* Assignment *
In the material below, how many lines include the string "Tracing"? Answer with the number and nothing else.

* Working data *

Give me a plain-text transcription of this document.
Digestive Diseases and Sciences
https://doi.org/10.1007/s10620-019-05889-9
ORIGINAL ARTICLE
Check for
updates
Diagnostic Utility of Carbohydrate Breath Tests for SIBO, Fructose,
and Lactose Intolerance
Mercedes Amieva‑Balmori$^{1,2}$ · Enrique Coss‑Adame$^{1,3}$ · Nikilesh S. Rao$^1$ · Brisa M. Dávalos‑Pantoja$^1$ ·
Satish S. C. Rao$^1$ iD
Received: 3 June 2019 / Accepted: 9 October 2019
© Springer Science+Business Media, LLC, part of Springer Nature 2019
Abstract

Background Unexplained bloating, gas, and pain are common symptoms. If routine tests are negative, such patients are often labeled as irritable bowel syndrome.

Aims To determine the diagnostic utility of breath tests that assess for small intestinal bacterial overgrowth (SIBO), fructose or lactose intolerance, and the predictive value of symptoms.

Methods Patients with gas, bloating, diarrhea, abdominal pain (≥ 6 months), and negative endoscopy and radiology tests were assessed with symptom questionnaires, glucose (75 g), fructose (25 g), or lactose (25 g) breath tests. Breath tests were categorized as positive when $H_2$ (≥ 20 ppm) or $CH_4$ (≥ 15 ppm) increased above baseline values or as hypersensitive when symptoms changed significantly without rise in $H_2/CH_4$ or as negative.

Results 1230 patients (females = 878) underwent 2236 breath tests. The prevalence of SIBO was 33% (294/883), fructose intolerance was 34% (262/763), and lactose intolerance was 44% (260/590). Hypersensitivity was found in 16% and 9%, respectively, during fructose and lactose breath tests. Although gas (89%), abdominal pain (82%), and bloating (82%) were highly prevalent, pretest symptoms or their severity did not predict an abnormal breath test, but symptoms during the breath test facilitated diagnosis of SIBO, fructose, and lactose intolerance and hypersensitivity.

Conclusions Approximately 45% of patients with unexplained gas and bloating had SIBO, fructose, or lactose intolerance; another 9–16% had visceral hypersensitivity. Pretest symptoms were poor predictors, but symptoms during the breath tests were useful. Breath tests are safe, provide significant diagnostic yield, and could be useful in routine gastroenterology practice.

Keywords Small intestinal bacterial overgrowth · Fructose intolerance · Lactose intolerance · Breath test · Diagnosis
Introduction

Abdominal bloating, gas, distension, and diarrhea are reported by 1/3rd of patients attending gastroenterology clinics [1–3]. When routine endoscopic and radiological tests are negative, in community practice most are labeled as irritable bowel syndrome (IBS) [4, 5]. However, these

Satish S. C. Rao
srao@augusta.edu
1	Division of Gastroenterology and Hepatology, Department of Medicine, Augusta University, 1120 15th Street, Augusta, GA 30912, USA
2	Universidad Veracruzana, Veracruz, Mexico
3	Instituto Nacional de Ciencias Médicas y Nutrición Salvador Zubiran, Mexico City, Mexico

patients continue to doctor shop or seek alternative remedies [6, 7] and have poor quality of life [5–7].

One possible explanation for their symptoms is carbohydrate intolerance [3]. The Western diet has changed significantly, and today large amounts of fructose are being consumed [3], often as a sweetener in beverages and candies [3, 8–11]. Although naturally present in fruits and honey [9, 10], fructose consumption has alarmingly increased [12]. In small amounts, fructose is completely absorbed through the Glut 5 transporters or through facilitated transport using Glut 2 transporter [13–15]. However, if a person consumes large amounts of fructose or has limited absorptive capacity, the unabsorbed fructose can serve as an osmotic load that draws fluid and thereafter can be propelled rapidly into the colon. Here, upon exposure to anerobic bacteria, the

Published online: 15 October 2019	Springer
---
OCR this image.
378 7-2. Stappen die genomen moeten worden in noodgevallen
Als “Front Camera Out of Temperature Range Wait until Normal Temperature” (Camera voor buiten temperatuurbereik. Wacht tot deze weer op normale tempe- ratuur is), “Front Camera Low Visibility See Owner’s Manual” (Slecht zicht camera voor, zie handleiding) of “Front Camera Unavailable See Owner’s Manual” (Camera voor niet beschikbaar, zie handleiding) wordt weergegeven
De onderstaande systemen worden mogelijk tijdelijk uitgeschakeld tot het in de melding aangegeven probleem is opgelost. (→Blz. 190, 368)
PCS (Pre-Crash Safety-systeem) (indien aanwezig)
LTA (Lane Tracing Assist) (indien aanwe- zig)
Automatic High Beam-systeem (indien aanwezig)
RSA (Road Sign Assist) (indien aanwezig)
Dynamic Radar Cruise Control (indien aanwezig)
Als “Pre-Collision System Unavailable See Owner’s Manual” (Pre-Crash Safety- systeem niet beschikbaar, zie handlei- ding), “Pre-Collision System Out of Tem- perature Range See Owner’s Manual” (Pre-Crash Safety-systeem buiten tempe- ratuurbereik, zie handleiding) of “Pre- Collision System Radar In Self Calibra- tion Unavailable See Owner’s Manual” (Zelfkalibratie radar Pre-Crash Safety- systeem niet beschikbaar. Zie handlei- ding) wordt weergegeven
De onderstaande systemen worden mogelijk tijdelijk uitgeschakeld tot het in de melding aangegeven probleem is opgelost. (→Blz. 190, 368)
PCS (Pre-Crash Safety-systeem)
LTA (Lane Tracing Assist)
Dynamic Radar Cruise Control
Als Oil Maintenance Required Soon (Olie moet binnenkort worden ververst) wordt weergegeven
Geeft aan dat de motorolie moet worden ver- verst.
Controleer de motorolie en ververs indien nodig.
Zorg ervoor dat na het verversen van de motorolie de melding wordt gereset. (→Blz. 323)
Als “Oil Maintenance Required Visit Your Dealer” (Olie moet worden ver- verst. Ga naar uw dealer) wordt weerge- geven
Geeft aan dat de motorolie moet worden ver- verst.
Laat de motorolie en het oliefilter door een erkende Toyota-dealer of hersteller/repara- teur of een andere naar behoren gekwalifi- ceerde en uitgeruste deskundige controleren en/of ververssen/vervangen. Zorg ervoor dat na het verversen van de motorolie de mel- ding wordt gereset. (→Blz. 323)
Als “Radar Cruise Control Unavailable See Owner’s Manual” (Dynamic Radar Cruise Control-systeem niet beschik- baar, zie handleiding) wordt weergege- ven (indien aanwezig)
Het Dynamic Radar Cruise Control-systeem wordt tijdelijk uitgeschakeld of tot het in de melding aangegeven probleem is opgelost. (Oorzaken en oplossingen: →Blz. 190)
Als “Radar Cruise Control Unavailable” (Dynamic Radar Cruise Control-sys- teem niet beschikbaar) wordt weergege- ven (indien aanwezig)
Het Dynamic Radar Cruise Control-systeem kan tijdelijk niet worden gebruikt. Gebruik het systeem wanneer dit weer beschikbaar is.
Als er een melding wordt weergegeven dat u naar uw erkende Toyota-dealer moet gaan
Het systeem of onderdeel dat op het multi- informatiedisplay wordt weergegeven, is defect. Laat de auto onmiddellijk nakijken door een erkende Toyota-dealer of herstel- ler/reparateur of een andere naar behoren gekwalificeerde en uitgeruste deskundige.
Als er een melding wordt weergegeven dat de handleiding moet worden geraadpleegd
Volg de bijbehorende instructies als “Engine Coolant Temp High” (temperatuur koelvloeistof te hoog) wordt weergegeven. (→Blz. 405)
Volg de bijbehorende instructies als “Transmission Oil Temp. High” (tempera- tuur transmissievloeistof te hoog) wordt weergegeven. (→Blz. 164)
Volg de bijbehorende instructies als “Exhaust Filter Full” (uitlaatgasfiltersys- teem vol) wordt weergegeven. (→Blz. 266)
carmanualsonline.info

* Written solution *
2